(Dataset excerpts)
================================
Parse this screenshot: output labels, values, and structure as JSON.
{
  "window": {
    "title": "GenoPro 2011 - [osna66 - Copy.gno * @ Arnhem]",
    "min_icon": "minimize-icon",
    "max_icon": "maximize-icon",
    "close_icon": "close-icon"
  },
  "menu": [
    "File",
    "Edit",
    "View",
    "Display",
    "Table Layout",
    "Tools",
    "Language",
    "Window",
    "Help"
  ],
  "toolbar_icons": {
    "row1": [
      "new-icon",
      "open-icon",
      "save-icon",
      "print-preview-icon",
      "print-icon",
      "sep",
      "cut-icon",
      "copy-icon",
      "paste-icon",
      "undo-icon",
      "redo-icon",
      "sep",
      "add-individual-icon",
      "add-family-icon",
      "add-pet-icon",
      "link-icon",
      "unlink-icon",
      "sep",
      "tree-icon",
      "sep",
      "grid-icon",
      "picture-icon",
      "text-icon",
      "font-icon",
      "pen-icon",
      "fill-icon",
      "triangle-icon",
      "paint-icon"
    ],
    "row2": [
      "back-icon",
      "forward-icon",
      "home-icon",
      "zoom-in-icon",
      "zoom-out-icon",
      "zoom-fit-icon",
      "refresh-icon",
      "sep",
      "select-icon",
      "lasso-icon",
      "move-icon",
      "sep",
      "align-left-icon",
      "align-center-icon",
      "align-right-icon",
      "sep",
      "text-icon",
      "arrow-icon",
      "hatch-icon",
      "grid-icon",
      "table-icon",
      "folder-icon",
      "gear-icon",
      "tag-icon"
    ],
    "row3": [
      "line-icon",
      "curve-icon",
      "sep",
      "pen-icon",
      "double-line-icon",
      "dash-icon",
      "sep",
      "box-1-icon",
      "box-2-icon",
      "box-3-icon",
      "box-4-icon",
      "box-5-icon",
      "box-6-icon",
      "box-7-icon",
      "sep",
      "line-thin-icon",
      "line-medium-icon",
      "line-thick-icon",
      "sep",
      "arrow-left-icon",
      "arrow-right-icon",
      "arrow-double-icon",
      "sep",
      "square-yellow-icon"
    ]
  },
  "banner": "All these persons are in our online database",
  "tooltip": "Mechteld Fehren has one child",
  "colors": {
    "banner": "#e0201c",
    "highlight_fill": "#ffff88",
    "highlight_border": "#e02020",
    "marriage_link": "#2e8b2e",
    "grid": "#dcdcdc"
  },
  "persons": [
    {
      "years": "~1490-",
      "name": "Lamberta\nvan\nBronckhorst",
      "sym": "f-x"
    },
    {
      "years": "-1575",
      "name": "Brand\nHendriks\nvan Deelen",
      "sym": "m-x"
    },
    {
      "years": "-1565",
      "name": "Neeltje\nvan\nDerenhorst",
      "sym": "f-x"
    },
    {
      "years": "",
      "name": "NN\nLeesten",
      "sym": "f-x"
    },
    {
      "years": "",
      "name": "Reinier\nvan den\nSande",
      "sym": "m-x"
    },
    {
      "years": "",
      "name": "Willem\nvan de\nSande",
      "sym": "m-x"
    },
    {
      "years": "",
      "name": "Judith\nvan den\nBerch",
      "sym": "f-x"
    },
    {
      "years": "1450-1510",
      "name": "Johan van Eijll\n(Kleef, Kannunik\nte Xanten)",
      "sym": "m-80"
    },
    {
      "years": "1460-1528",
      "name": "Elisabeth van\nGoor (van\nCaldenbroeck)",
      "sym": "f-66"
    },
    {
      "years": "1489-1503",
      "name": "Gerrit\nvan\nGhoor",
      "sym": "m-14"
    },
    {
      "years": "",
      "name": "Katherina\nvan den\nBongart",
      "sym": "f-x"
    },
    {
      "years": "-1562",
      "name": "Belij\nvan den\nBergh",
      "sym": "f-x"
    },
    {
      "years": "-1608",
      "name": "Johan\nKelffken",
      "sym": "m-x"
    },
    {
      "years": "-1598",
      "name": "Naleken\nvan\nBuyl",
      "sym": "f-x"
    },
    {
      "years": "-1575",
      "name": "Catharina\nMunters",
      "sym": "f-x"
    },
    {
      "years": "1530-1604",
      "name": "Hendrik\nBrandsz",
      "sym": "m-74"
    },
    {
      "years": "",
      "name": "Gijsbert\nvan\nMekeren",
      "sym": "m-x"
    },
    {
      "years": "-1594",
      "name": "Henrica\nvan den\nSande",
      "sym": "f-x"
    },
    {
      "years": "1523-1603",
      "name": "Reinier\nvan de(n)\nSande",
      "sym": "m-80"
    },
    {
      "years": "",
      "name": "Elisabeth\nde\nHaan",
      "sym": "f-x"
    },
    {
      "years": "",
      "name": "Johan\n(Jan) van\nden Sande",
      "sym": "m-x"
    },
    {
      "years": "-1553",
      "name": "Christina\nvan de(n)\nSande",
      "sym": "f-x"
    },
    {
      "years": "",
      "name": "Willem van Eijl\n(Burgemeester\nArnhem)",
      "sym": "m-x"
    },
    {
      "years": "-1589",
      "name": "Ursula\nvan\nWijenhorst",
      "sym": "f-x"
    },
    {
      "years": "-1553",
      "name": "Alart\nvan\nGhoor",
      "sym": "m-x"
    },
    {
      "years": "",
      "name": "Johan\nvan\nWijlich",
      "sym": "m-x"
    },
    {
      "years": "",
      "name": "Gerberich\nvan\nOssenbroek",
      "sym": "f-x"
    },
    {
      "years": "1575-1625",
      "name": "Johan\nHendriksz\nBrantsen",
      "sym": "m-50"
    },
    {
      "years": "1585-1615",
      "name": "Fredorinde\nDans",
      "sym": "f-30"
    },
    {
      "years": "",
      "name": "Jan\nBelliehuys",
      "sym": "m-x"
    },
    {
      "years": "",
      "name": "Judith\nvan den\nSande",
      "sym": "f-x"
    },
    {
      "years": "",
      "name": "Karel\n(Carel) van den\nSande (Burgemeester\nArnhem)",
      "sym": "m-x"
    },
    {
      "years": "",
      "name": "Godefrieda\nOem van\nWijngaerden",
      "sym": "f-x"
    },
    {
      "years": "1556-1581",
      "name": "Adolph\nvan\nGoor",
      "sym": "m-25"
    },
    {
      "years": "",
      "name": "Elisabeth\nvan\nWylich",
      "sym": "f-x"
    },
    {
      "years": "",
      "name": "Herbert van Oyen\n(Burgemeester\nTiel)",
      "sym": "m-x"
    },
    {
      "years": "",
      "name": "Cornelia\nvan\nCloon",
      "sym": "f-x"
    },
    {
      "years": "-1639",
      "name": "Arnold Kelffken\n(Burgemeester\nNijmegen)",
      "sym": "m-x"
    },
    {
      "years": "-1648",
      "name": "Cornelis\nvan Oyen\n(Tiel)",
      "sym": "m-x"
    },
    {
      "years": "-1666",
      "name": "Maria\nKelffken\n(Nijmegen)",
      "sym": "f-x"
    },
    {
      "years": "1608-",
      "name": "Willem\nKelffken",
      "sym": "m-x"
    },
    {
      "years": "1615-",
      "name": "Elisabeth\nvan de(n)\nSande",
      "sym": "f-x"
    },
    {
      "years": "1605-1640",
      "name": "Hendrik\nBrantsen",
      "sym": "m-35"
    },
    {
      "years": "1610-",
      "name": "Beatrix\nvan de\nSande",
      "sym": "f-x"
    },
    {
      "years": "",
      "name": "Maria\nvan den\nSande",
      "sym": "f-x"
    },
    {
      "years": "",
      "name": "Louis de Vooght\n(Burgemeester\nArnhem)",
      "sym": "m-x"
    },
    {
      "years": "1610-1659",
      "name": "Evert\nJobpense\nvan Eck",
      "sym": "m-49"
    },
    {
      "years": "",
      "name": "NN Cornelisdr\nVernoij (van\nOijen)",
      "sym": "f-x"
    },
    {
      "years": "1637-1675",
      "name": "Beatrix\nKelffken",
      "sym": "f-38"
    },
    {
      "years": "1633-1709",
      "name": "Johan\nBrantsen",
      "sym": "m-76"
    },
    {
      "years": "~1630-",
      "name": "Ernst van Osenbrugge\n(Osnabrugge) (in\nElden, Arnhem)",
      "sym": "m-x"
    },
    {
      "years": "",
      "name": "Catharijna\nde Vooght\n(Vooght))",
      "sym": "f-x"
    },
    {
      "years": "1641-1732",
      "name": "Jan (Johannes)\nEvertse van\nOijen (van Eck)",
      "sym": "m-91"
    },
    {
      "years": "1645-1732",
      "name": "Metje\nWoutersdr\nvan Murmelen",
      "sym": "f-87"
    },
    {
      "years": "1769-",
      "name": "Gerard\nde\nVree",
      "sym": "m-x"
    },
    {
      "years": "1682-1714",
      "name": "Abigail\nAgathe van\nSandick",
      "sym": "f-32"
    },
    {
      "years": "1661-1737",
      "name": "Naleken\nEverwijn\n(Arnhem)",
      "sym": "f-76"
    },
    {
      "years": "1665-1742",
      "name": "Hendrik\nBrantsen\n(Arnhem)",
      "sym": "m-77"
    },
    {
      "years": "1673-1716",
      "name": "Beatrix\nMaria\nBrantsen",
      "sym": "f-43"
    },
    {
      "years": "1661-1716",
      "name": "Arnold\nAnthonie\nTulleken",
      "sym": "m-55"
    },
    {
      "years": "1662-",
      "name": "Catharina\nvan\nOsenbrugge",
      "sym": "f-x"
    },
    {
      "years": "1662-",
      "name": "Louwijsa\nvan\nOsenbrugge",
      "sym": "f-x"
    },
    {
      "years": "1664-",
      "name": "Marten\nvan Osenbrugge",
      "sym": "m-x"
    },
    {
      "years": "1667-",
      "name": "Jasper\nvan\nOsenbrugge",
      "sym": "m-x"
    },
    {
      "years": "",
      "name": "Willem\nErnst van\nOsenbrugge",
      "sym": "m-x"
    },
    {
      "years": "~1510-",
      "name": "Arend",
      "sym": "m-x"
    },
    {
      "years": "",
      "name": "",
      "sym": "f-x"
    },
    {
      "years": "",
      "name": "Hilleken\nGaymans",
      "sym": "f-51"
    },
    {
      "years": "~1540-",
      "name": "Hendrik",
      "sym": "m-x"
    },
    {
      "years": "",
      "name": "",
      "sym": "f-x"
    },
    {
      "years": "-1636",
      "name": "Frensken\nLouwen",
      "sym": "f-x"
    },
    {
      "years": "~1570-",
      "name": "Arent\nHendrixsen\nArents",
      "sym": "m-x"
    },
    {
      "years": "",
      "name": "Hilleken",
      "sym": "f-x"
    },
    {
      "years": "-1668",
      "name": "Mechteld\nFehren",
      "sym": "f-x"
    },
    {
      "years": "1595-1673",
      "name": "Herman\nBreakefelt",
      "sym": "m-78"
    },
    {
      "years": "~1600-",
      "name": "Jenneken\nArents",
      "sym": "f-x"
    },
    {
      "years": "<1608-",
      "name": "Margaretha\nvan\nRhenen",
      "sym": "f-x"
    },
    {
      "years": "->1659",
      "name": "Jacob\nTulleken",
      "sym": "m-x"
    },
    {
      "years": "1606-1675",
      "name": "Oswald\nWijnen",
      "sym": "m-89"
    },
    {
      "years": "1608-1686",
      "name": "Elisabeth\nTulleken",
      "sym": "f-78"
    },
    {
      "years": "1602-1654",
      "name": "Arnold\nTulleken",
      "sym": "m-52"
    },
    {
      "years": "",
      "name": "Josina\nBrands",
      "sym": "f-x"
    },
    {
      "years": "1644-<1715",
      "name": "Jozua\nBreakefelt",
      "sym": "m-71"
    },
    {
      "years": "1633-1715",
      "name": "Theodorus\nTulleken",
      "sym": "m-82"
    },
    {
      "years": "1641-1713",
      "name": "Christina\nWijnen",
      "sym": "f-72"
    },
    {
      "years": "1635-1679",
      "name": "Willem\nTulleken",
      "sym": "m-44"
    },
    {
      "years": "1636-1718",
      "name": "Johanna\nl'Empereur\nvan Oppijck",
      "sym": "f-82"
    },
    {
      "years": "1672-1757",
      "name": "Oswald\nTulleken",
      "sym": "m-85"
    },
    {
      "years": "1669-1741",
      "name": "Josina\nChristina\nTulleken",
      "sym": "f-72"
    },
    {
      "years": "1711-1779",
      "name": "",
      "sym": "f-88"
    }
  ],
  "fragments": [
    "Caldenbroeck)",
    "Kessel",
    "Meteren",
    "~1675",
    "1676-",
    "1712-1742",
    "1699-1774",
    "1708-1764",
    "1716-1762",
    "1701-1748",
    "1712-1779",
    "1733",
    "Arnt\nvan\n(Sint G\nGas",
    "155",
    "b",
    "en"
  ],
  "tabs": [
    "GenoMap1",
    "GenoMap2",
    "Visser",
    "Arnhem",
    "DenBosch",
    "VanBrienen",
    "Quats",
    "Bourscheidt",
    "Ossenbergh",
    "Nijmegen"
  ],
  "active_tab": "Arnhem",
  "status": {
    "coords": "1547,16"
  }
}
================================
■ **Problem**
State how many lines above contain the word "persons", and nothing more.

■ **Response for this exercise**
2